[Start of Input material]

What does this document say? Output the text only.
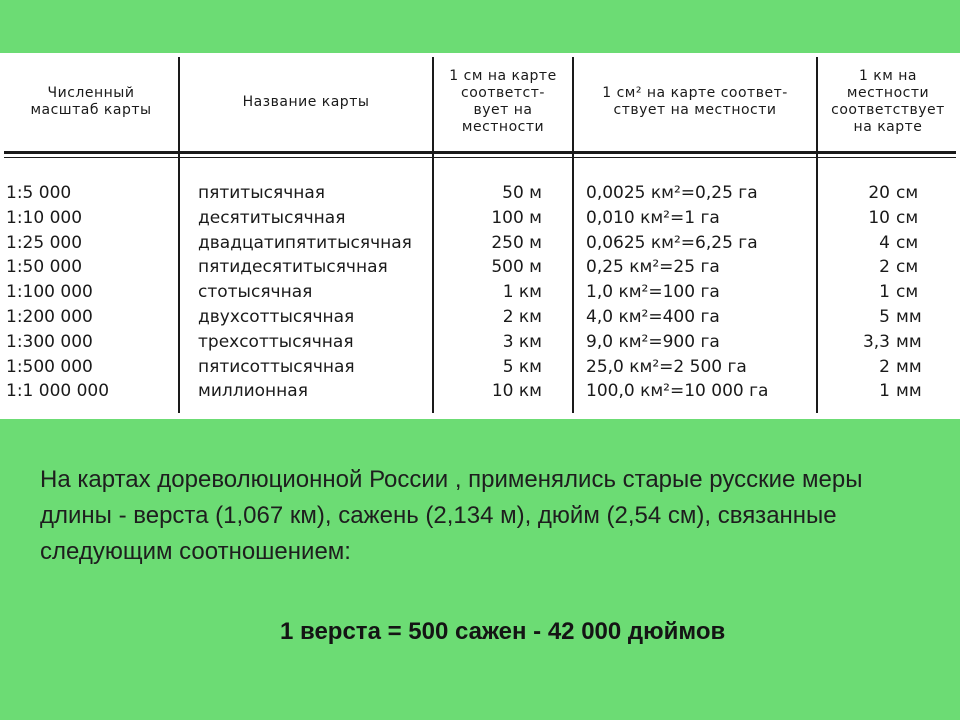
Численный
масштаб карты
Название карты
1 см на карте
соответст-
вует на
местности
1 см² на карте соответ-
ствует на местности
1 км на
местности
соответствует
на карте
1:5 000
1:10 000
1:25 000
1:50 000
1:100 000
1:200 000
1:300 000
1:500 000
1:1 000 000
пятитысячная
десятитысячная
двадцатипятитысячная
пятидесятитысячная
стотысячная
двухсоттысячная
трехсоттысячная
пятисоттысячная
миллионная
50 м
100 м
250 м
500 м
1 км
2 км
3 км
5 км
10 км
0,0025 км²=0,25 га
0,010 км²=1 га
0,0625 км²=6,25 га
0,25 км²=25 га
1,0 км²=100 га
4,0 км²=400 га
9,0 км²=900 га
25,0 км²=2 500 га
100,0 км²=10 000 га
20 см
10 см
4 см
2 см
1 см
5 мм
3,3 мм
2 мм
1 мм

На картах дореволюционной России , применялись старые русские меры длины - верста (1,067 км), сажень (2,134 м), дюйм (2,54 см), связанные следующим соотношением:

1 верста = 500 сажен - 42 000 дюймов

[End of Input material]
[Start of Input material]

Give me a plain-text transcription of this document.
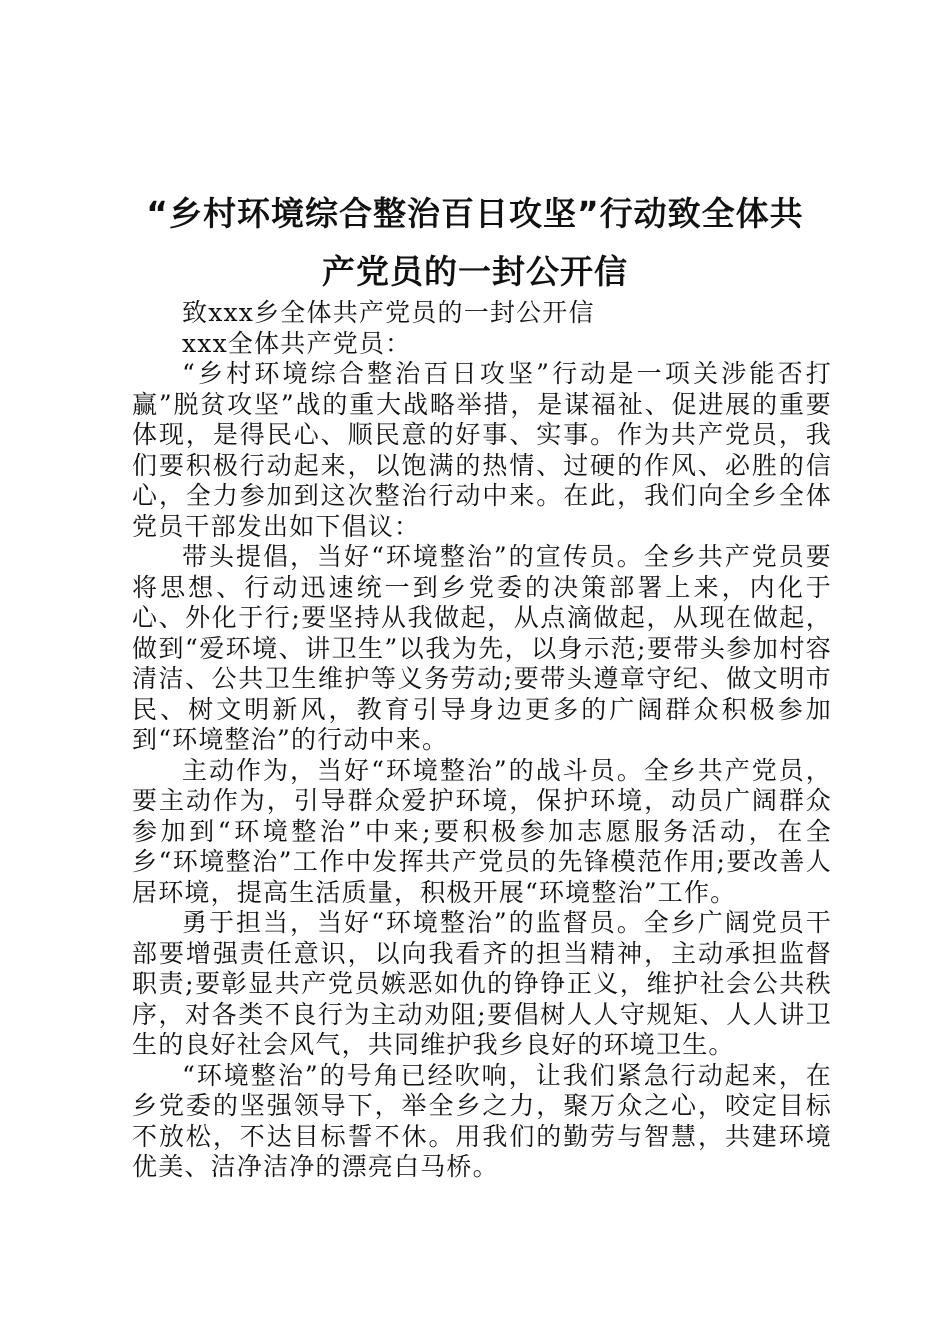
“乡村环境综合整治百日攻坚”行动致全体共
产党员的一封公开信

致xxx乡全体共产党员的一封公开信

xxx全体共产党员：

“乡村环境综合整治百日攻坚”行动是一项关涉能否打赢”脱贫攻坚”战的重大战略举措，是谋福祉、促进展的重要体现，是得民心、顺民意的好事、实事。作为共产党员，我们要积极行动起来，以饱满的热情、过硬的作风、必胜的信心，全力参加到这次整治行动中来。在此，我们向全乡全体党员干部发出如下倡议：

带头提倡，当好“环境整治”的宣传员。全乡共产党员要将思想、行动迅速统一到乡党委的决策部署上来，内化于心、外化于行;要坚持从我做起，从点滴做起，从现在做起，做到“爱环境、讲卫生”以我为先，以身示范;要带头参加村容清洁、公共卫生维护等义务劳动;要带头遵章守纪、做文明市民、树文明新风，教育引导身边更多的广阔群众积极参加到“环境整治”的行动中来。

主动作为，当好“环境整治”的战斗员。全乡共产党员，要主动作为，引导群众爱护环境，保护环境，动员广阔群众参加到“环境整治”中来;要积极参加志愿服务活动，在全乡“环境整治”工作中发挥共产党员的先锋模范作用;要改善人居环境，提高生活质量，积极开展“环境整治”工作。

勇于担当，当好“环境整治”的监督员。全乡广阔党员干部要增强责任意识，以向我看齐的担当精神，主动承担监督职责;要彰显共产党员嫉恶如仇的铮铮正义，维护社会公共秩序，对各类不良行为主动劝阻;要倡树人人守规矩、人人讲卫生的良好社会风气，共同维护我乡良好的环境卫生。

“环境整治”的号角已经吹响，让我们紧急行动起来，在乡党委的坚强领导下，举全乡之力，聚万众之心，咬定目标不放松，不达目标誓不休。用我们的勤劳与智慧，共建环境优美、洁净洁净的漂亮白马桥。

[End of Input material]
[Start of Input material]

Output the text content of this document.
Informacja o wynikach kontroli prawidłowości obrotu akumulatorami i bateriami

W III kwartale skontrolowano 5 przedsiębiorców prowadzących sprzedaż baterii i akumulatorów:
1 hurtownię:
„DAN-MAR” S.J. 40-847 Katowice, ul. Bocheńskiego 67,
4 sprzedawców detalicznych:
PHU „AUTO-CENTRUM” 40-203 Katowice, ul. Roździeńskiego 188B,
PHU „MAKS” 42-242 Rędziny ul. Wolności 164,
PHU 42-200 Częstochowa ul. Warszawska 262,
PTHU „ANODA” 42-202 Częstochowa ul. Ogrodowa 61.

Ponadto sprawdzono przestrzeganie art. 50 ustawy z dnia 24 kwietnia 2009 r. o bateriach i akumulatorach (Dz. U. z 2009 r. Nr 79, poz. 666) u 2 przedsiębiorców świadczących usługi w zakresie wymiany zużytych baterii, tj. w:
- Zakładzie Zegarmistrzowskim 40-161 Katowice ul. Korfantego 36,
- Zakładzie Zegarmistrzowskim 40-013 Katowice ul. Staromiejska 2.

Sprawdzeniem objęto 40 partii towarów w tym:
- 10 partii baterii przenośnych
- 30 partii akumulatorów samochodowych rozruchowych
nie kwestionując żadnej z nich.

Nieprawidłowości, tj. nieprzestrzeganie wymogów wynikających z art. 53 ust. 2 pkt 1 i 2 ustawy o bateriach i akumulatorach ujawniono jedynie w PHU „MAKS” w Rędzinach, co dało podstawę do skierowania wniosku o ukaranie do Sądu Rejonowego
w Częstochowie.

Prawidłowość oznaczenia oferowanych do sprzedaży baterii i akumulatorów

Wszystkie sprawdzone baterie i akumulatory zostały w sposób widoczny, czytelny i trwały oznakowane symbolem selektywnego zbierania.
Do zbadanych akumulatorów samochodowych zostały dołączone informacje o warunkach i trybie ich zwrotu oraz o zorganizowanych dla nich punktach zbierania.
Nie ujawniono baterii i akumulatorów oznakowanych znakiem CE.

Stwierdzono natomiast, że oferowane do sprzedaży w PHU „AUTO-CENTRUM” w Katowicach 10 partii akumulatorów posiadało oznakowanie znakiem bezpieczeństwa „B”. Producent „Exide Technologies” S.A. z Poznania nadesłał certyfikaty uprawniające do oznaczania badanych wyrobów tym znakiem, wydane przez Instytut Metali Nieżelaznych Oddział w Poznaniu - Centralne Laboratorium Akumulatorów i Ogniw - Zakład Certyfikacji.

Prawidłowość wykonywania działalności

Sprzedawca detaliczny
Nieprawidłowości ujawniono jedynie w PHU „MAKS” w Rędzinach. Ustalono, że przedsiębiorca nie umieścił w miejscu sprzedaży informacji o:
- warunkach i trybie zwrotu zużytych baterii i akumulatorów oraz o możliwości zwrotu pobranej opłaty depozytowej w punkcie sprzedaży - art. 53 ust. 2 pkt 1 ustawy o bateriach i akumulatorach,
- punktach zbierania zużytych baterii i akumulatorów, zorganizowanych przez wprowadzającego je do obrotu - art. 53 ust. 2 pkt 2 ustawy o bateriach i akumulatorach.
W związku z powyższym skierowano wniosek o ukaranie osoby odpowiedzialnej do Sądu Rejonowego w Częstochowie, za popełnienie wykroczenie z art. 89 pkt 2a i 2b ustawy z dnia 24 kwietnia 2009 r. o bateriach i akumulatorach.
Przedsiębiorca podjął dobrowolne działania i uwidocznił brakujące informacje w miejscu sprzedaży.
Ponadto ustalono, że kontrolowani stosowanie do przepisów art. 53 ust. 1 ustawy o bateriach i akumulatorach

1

[End of Input material]

* **Task requirements**
From the listing, copy each line containing the word "dnia".

* **The result**
Ponadto sprawdzono przestrzeganie art. 50 ustawy z dnia 24 kwietnia 2009 r. o bateriach i akumulatorach (Dz. U. z 2009 r. Nr 79, poz. 666) u 2 przedsiębiorców świadczących usługi w zakresie wymiany zużytych baterii, tj. w:
W związku z powyższym skierowano wniosek o ukaranie osoby odpowiedzialnej do Sądu Rejonowego w Częstochowie, za popełnienie wykroczenie z art. 89 pkt 2a i 2b ustawy z dnia 24 kwietnia 2009 r. o bateriach i akumulatorach.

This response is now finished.